#### Data records

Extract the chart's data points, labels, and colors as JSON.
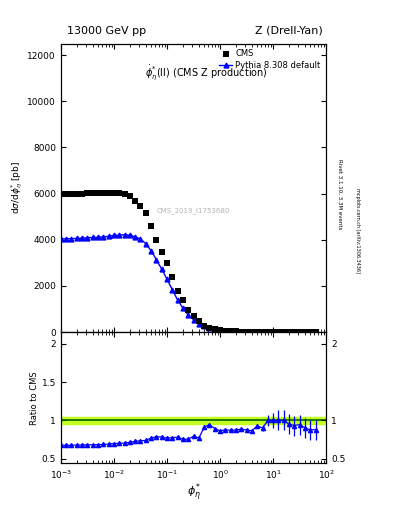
{
  "title_left": "13000 GeV pp",
  "title_right": "Z (Drell-Yan)",
  "right_label_top": "Rivet 3.1.10, 3.3M events",
  "right_label_bottom": "mcplots.cern.ch [arXiv:1306.3436]",
  "annotation": "CMS_2019_I1753680",
  "plot_label": "$\\dot{\\phi}_{\\eta}^{*}$(ll) (CMS Z production)",
  "ylabel_main": "d$\\sigma$/d$\\phi_{\\eta}^{*}$ [pb]",
  "ylabel_ratio": "Ratio to CMS",
  "xlabel": "$\\phi_{\\eta}^{*}$",
  "xlim": [
    0.001,
    100
  ],
  "ylim_main": [
    0,
    12500
  ],
  "ylim_ratio": [
    0.44,
    2.15
  ],
  "cms_x": [
    0.001,
    0.00126,
    0.00158,
    0.002,
    0.00251,
    0.00316,
    0.00398,
    0.00501,
    0.00631,
    0.00794,
    0.01,
    0.01259,
    0.01585,
    0.01995,
    0.02512,
    0.03162,
    0.03981,
    0.05012,
    0.0631,
    0.07943,
    0.1,
    0.12589,
    0.15849,
    0.19953,
    0.25119,
    0.31623,
    0.39811,
    0.50119,
    0.63096,
    0.79433,
    1.0,
    1.25893,
    1.58489,
    1.99526,
    2.51189,
    3.16228,
    3.98107,
    5.01187,
    6.30957,
    7.94328,
    10.0,
    12.5893,
    15.8489,
    19.9526,
    25.1189,
    31.6228,
    39.8107,
    50.1187,
    63.0957
  ],
  "cms_y": [
    5980,
    5980,
    5980,
    5990,
    5990,
    6010,
    6010,
    6010,
    6010,
    6010,
    6010,
    6010,
    5980,
    5880,
    5680,
    5480,
    5180,
    4580,
    3980,
    3480,
    2980,
    2380,
    1780,
    1380,
    980,
    680,
    480,
    280,
    185,
    140,
    95,
    65,
    46,
    32,
    22,
    16,
    11,
    7,
    5,
    3.5,
    2.5,
    1.8,
    1.3,
    1.0,
    0.75,
    0.55,
    0.42,
    0.32,
    0.25
  ],
  "pythia_x": [
    0.001,
    0.00126,
    0.00158,
    0.002,
    0.00251,
    0.00316,
    0.00398,
    0.00501,
    0.00631,
    0.00794,
    0.01,
    0.01259,
    0.01585,
    0.01995,
    0.02512,
    0.03162,
    0.03981,
    0.05012,
    0.0631,
    0.07943,
    0.1,
    0.12589,
    0.15849,
    0.19953,
    0.25119,
    0.31623,
    0.39811,
    0.50119,
    0.63096,
    0.79433,
    1.0,
    1.25893,
    1.58489,
    1.99526,
    2.51189,
    3.16228,
    3.98107,
    5.01187,
    6.30957,
    7.94328,
    10.0,
    12.5893,
    15.8489,
    19.9526,
    25.1189,
    31.6228,
    39.8107,
    50.1187,
    63.0957
  ],
  "pythia_y": [
    4040,
    4045,
    4050,
    4060,
    4070,
    4090,
    4100,
    4110,
    4130,
    4150,
    4190,
    4210,
    4215,
    4200,
    4130,
    4030,
    3830,
    3530,
    3130,
    2730,
    2290,
    1840,
    1390,
    1040,
    740,
    540,
    370,
    255,
    175,
    125,
    82,
    57,
    40,
    28,
    19.5,
    14,
    9.5,
    6.5,
    4.5,
    3.5,
    2.5,
    1.8,
    1.3,
    0.95,
    0.7,
    0.52,
    0.38,
    0.28,
    0.22
  ],
  "ratio_y": [
    0.676,
    0.676,
    0.677,
    0.678,
    0.68,
    0.681,
    0.682,
    0.683,
    0.687,
    0.691,
    0.698,
    0.701,
    0.705,
    0.715,
    0.727,
    0.735,
    0.739,
    0.77,
    0.786,
    0.784,
    0.768,
    0.774,
    0.781,
    0.754,
    0.755,
    0.794,
    0.771,
    0.91,
    0.946,
    0.893,
    0.863,
    0.877,
    0.87,
    0.875,
    0.886,
    0.875,
    0.864,
    0.929,
    0.9,
    1.0,
    1.0,
    1.0,
    1.0,
    0.95,
    0.933,
    0.945,
    0.905,
    0.875,
    0.88
  ],
  "ratio_err_low": [
    0.008,
    0.008,
    0.008,
    0.008,
    0.008,
    0.008,
    0.008,
    0.008,
    0.008,
    0.008,
    0.008,
    0.008,
    0.008,
    0.008,
    0.008,
    0.008,
    0.008,
    0.008,
    0.008,
    0.008,
    0.008,
    0.008,
    0.008,
    0.008,
    0.008,
    0.008,
    0.008,
    0.008,
    0.008,
    0.008,
    0.008,
    0.008,
    0.008,
    0.008,
    0.008,
    0.008,
    0.008,
    0.008,
    0.04,
    0.07,
    0.1,
    0.13,
    0.13,
    0.13,
    0.13,
    0.13,
    0.13,
    0.13,
    0.13
  ],
  "ratio_err_high": [
    0.008,
    0.008,
    0.008,
    0.008,
    0.008,
    0.008,
    0.008,
    0.008,
    0.008,
    0.008,
    0.008,
    0.008,
    0.008,
    0.008,
    0.008,
    0.008,
    0.008,
    0.008,
    0.008,
    0.008,
    0.008,
    0.008,
    0.008,
    0.008,
    0.008,
    0.008,
    0.008,
    0.008,
    0.008,
    0.008,
    0.008,
    0.008,
    0.008,
    0.008,
    0.008,
    0.008,
    0.008,
    0.008,
    0.04,
    0.07,
    0.1,
    0.13,
    0.13,
    0.13,
    0.13,
    0.13,
    0.13,
    0.13,
    0.13
  ],
  "cms_color": "black",
  "pythia_color": "blue",
  "ratio_band_color": "#bbff00",
  "ratio_line_color": "darkgreen",
  "background_color": "white",
  "yticks_main": [
    0,
    2000,
    4000,
    6000,
    8000,
    10000,
    12000
  ],
  "ytick_labels_main": [
    "0",
    "2000",
    "4000",
    "6000",
    "8000",
    "10000",
    "12000"
  ],
  "yticks_ratio": [
    0.5,
    1.0,
    1.5,
    2.0
  ],
  "ytick_labels_ratio": [
    "0.5",
    "1",
    "1.5",
    "2"
  ]
}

########

What to produce
Your task is an exact transcription of all the data, minus the pictures.

Problem solution
Extract the chart's data points, labels, and colors as JSON.
{
  "title_left": "13000 GeV pp",
  "title_right": "Z (Drell-Yan)",
  "right_label_top": "Rivet 3.1.10, 3.3M events",
  "right_label_bottom": "mcplots.cern.ch [arXiv:1306.3436]",
  "annotation": "CMS_2019_I1753680",
  "plot_label": "$\\dot{\\phi}_{\\eta}^{*}$(ll) (CMS Z production)",
  "ylabel_main": "d$\\sigma$/d$\\phi_{\\eta}^{*}$ [pb]",
  "ylabel_ratio": "Ratio to CMS",
  "xlabel": "$\\phi_{\\eta}^{*}$",
  "xlim": [
    0.001,
    100
  ],
  "ylim_main": [
    0,
    12500
  ],
  "ylim_ratio": [
    0.44,
    2.15
  ],
  "cms_x": [
    0.001,
    0.00126,
    0.00158,
    0.002,
    0.00251,
    0.00316,
    0.00398,
    0.00501,
    0.00631,
    0.00794,
    0.01,
    0.01259,
    0.01585,
    0.01995,
    0.02512,
    0.03162,
    0.03981,
    0.05012,
    0.0631,
    0.07943,
    0.1,
    0.12589,
    0.15849,
    0.19953,
    0.25119,
    0.31623,
    0.39811,
    0.50119,
    0.63096,
    0.79433,
    1.0,
    1.25893,
    1.58489,
    1.99526,
    2.51189,
    3.16228,
    3.98107,
    5.01187,
    6.30957,
    7.94328,
    10.0,
    12.5893,
    15.8489,
    19.9526,
    25.1189,
    31.6228,
    39.8107,
    50.1187,
    63.0957
  ],
  "cms_y": [
    5980,
    5980,
    5980,
    5990,
    5990,
    6010,
    6010,
    6010,
    6010,
    6010,
    6010,
    6010,
    5980,
    5880,
    5680,
    5480,
    5180,
    4580,
    3980,
    3480,
    2980,
    2380,
    1780,
    1380,
    980,
    680,
    480,
    280,
    185,
    140,
    95,
    65,
    46,
    32,
    22,
    16,
    11,
    7,
    5,
    3.5,
    2.5,
    1.8,
    1.3,
    1.0,
    0.75,
    0.55,
    0.42,
    0.32,
    0.25
  ],
  "pythia_x": [
    0.001,
    0.00126,
    0.00158,
    0.002,
    0.00251,
    0.00316,
    0.00398,
    0.00501,
    0.00631,
    0.00794,
    0.01,
    0.01259,
    0.01585,
    0.01995,
    0.02512,
    0.03162,
    0.03981,
    0.05012,
    0.0631,
    0.07943,
    0.1,
    0.12589,
    0.15849,
    0.19953,
    0.25119,
    0.31623,
    0.39811,
    0.50119,
    0.63096,
    0.79433,
    1.0,
    1.25893,
    1.58489,
    1.99526,
    2.51189,
    3.16228,
    3.98107,
    5.01187,
    6.30957,
    7.94328,
    10.0,
    12.5893,
    15.8489,
    19.9526,
    25.1189,
    31.6228,
    39.8107,
    50.1187,
    63.0957
  ],
  "pythia_y": [
    4040,
    4045,
    4050,
    4060,
    4070,
    4090,
    4100,
    4110,
    4130,
    4150,
    4190,
    4210,
    4215,
    4200,
    4130,
    4030,
    3830,
    3530,
    3130,
    2730,
    2290,
    1840,
    1390,
    1040,
    740,
    540,
    370,
    255,
    175,
    125,
    82,
    57,
    40,
    28,
    19.5,
    14,
    9.5,
    6.5,
    4.5,
    3.5,
    2.5,
    1.8,
    1.3,
    0.95,
    0.7,
    0.52,
    0.38,
    0.28,
    0.22
  ],
  "ratio_y": [
    0.676,
    0.676,
    0.677,
    0.678,
    0.68,
    0.681,
    0.682,
    0.683,
    0.687,
    0.691,
    0.698,
    0.701,
    0.705,
    0.715,
    0.727,
    0.735,
    0.739,
    0.77,
    0.786,
    0.784,
    0.768,
    0.774,
    0.781,
    0.754,
    0.755,
    0.794,
    0.771,
    0.91,
    0.946,
    0.893,
    0.863,
    0.877,
    0.87,
    0.875,
    0.886,
    0.875,
    0.864,
    0.929,
    0.9,
    1.0,
    1.0,
    1.0,
    1.0,
    0.95,
    0.933,
    0.945,
    0.905,
    0.875,
    0.88
  ],
  "ratio_err_low": [
    0.008,
    0.008,
    0.008,
    0.008,
    0.008,
    0.008,
    0.008,
    0.008,
    0.008,
    0.008,
    0.008,
    0.008,
    0.008,
    0.008,
    0.008,
    0.008,
    0.008,
    0.008,
    0.008,
    0.008,
    0.008,
    0.008,
    0.008,
    0.008,
    0.008,
    0.008,
    0.008,
    0.008,
    0.008,
    0.008,
    0.008,
    0.008,
    0.008,
    0.008,
    0.008,
    0.008,
    0.008,
    0.008,
    0.04,
    0.07,
    0.1,
    0.13,
    0.13,
    0.13,
    0.13,
    0.13,
    0.13,
    0.13,
    0.13
  ],
  "ratio_err_high": [
    0.008,
    0.008,
    0.008,
    0.008,
    0.008,
    0.008,
    0.008,
    0.008,
    0.008,
    0.008,
    0.008,
    0.008,
    0.008,
    0.008,
    0.008,
    0.008,
    0.008,
    0.008,
    0.008,
    0.008,
    0.008,
    0.008,
    0.008,
    0.008,
    0.008,
    0.008,
    0.008,
    0.008,
    0.008,
    0.008,
    0.008,
    0.008,
    0.008,
    0.008,
    0.008,
    0.008,
    0.008,
    0.008,
    0.04,
    0.07,
    0.1,
    0.13,
    0.13,
    0.13,
    0.13,
    0.13,
    0.13,
    0.13,
    0.13
  ],
  "cms_color": "black",
  "pythia_color": "blue",
  "ratio_band_color": "#bbff00",
  "ratio_line_color": "darkgreen",
  "background_color": "white",
  "yticks_main": [
    0,
    2000,
    4000,
    6000,
    8000,
    10000,
    12000
  ],
  "ytick_labels_main": [
    "0",
    "2000",
    "4000",
    "6000",
    "8000",
    "10000",
    "12000"
  ],
  "yticks_ratio": [
    0.5,
    1.0,
    1.5,
    2.0
  ],
  "ytick_labels_ratio": [
    "0.5",
    "1",
    "1.5",
    "2"
  ]
}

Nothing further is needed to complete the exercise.